==== RECORDS FOR THE TASK
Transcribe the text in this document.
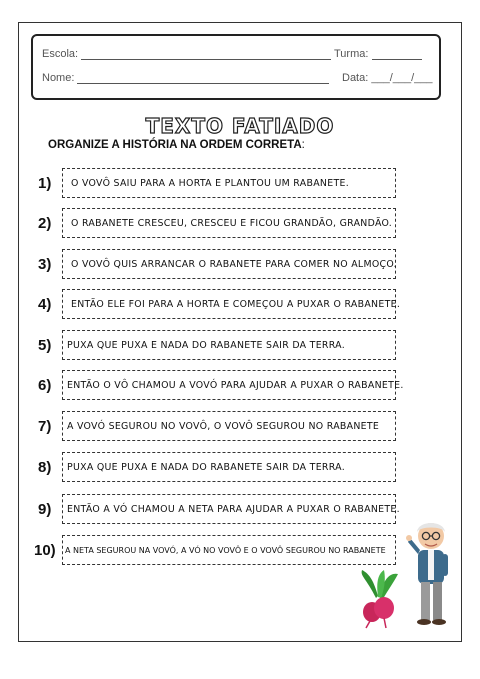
Escola:	Turma:
Nome:	Data: ___/___/___
TEXTO FATIADO
ORGANIZE A HISTÓRIA NA ORDEM CORRETA:
1)	O VOVÔ SAIU PARA A HORTA E PLANTOU UM RABANETE.
2)	O RABANETE CRESCEU, CRESCEU E FICOU GRANDÃO, GRANDÃO.
3)	O VOVÔ QUIS ARRANCAR O RABANETE PARA COMER NO ALMOÇO.
4)	ENTÃO ELE FOI PARA A HORTA E COMEÇOU A PUXAR O RABANETE.
5)	PUXA QUE PUXA E NADA DO RABANETE SAIR DA TERRA.
6)	ENTÃO O VÔ CHAMOU A VOVÓ PARA AJUDAR A PUXAR O RABANETE.
7)	A VOVÓ SEGUROU NO VOVÔ, O VOVÔ SEGUROU NO RABANETE
8)	PUXA QUE PUXA E NADA DO RABANETE SAIR DA TERRA.
9)	ENTÃO A VÓ CHAMOU A NETA PARA AJUDAR A PUXAR O RABANETE.
10) A NETA SEGUROU NA VOVÓ, A VÓ NO VOVÔ E O VOVÔ SEGUROU NO RABANETE
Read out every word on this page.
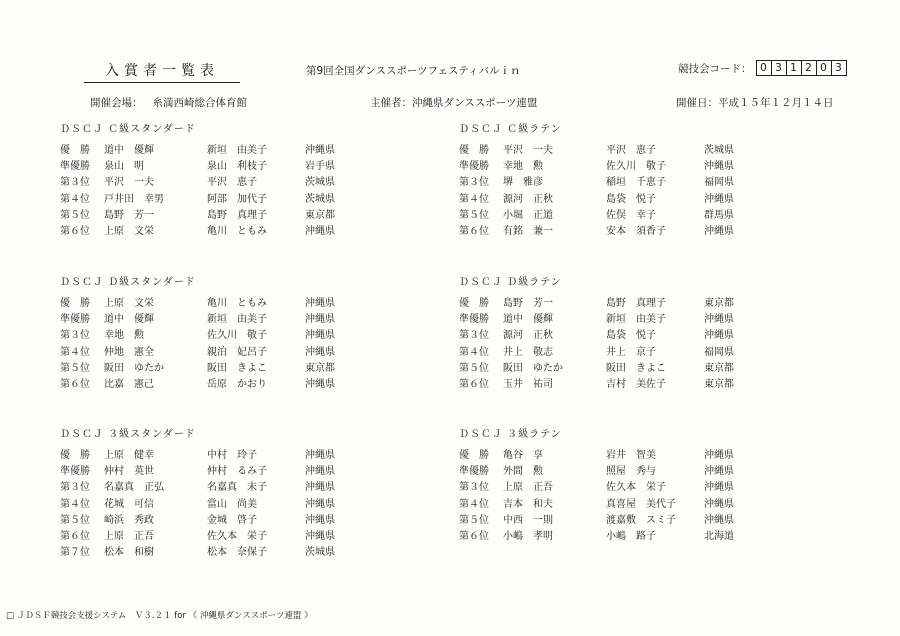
入賞者一覧表	第9回全国ダンススポーツフェスティバルｉｎ	競技会コード： 0 3 1 2 0 3
開催会場： 糸満西崎総合体育館	主催者：沖縄県ダンススポーツ連盟	開催日：平成１５年１２月１４日
ＤＳＣＪ Ｃ級スタンダード
優　勝	道中　優輝	新垣　由美子	沖縄県
準優勝	泉山　明	泉山　利枝子	岩手県
第３位	平沢　一夫	平沢　恵子	茨城県
第４位	戸井田　幸男	阿部　加代子	茨城県
第５位	島野　芳一	島野　真理子	東京都
第６位	上原　文栄	亀川　ともみ	沖縄県
ＤＳＣＪ Ｃ級ラテン
優　勝	平沢　一夫	平沢　恵子	茨城県
準優勝	幸地　勲	佐久川　敬子	沖縄県
第３位	堺　雅彦	稲垣　千恵子	福岡県
第４位	源河　正秋	島袋　悦子	沖縄県
第５位	小堀　正道	佐俣　幸子	群馬県
第６位	有銘　兼一	安本　須香子	沖縄県
ＤＳＣＪ Ｄ級スタンダード
優　勝	上原　文栄	亀川　ともみ	沖縄県
準優勝	道中　優輝	新垣　由美子	沖縄県
第３位	幸地　勲	佐久川　敬子	沖縄県
第４位	仲地　憲全	親泊　妃呂子	沖縄県
第５位	阪田　ゆたか	阪田　きよこ	東京都
第６位	比嘉　憲己	岳原　かおり	沖縄県
ＤＳＣＪ Ｄ級ラテン
優　勝	島野　芳一	島野　真理子	東京都
準優勝	道中　優輝	新垣　由美子	沖縄県
第３位	源河　正秋	島袋　悦子	沖縄県
第４位	井上　敬志	井上　京子	福岡県
第５位	阪田　ゆたか	阪田　きよこ	東京都
第６位	玉井　祐司	吉村　美佐子	東京都
ＤＳＣＪ ３級スタンダード
優　勝	上原　健幸	中村　玲子	沖縄県
準優勝	仲村　英世	仲村　るみ子	沖縄県
第３位	名嘉真　正弘	名嘉真　末子	沖縄県
第４位	花城　可信	當山　尚美	沖縄県
第５位	崎浜　秀政	金城　啓子	沖縄県
第６位	上原　正吾	佐久本　栄子	沖縄県
第７位	松本　和樹	松本　奈保子	茨城県
ＤＳＣＪ ３級ラテン
優　勝	亀谷　享	岩井　智美	沖縄県
準優勝	外間　勲	照屋　秀与	沖縄県
第３位	上原　正吾	佐久本　栄子	沖縄県
第４位	吉本　和夫	真喜屋　美代子	沖縄県
第５位	中西　一則	渡嘉敷　スミ子	沖縄県
第６位	小嶋　孝明	小嶋　路子	北海道
□ ＪＤＳＦ競技会支援システム　Ｖ３.２１ for 《 沖縄県ダンススポーツ連盟 》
========
WHAT TO PRODUCE: Above are records to transcribe exactly; leave their pictures out.

WORKED SOLUTION:
Transcribe the text in this document.
Escola:	Turma:
Nome:	Data: ___/___/___
TEXTO FATIADO
ORGANIZE A HISTÓRIA NA ORDEM CORRETA:
1)	O VOVÔ SAIU PARA A HORTA E PLANTOU UM RABANETE.
2)	O RABANETE CRESCEU, CRESCEU E FICOU GRANDÃO, GRANDÃO.
3)	O VOVÔ QUIS ARRANCAR O RABANETE PARA COMER NO ALMOÇO.
4)	ENTÃO ELE FOI PARA A HORTA E COMEÇOU A PUXAR O RABANETE.
5)	PUXA QUE PUXA E NADA DO RABANETE SAIR DA TERRA.
6)	ENTÃO O VÔ CHAMOU A VOVÓ PARA AJUDAR A PUXAR O RABANETE.
7)	A VOVÓ SEGUROU NO VOVÔ, O VOVÔ SEGUROU NO RABANETE
8)	PUXA QUE PUXA E NADA DO RABANETE SAIR DA TERRA.
9)	ENTÃO A VÓ CHAMOU A NETA PARA AJUDAR A PUXAR O RABANETE.
10) A NETA SEGUROU NA VOVÓ, A VÓ NO VOVÔ E O VOVÔ SEGUROU NO RABANETE
Read out every word on this page.
入賞者一覧表	第9回全国ダンススポーツフェスティバルｉｎ	競技会コード： 0 3 1 2 0 3
開催会場： 糸満西崎総合体育館	主催者：沖縄県ダンススポーツ連盟	開催日：平成１５年１２月１４日
ＤＳＣＪ Ｃ級スタンダード
優　勝	道中　優輝	新垣　由美子	沖縄県
準優勝	泉山　明	泉山　利枝子	岩手県
第３位	平沢　一夫	平沢　恵子	茨城県
第４位	戸井田　幸男	阿部　加代子	茨城県
第５位	島野　芳一	島野　真理子	東京都
第６位	上原　文栄	亀川　ともみ	沖縄県
ＤＳＣＪ Ｃ級ラテン
優　勝	平沢　一夫	平沢　恵子	茨城県
準優勝	幸地　勲	佐久川　敬子	沖縄県
第３位	堺　雅彦	稲垣　千恵子	福岡県
第４位	源河　正秋	島袋　悦子	沖縄県
第５位	小堀　正道	佐俣　幸子	群馬県
第６位	有銘　兼一	安本　須香子	沖縄県
ＤＳＣＪ Ｄ級スタンダード
優　勝	上原　文栄	亀川　ともみ	沖縄県
準優勝	道中　優輝	新垣　由美子	沖縄県
第３位	幸地　勲	佐久川　敬子	沖縄県
第４位	仲地　憲全	親泊　妃呂子	沖縄県
第５位	阪田　ゆたか	阪田　きよこ	東京都
第６位	比嘉　憲己	岳原　かおり	沖縄県
ＤＳＣＪ Ｄ級ラテン
優　勝	島野　芳一	島野　真理子	東京都
準優勝	道中　優輝	新垣　由美子	沖縄県
第３位	源河　正秋	島袋　悦子	沖縄県
第４位	井上　敬志	井上　京子	福岡県
第５位	阪田　ゆたか	阪田　きよこ	東京都
第６位	玉井　祐司	吉村　美佐子	東京都
ＤＳＣＪ ３級スタンダード
優　勝	上原　健幸	中村　玲子	沖縄県
準優勝	仲村　英世	仲村　るみ子	沖縄県
第３位	名嘉真　正弘	名嘉真　末子	沖縄県
第４位	花城　可信	當山　尚美	沖縄県
第５位	崎浜　秀政	金城　啓子	沖縄県
第６位	上原　正吾	佐久本　栄子	沖縄県
第７位	松本　和樹	松本　奈保子	茨城県
ＤＳＣＪ ３級ラテン
優　勝	亀谷　享	岩井　智美	沖縄県
準優勝	外間　勲	照屋　秀与	沖縄県
第３位	上原　正吾	佐久本　栄子	沖縄県
第４位	吉本　和夫	真喜屋　美代子	沖縄県
第５位	中西　一則	渡嘉敷　スミ子	沖縄県
第６位	小嶋　孝明	小嶋　路子	北海道
□ ＪＤＳＦ競技会支援システム　Ｖ３.２１ for 《 沖縄県ダンススポーツ連盟 》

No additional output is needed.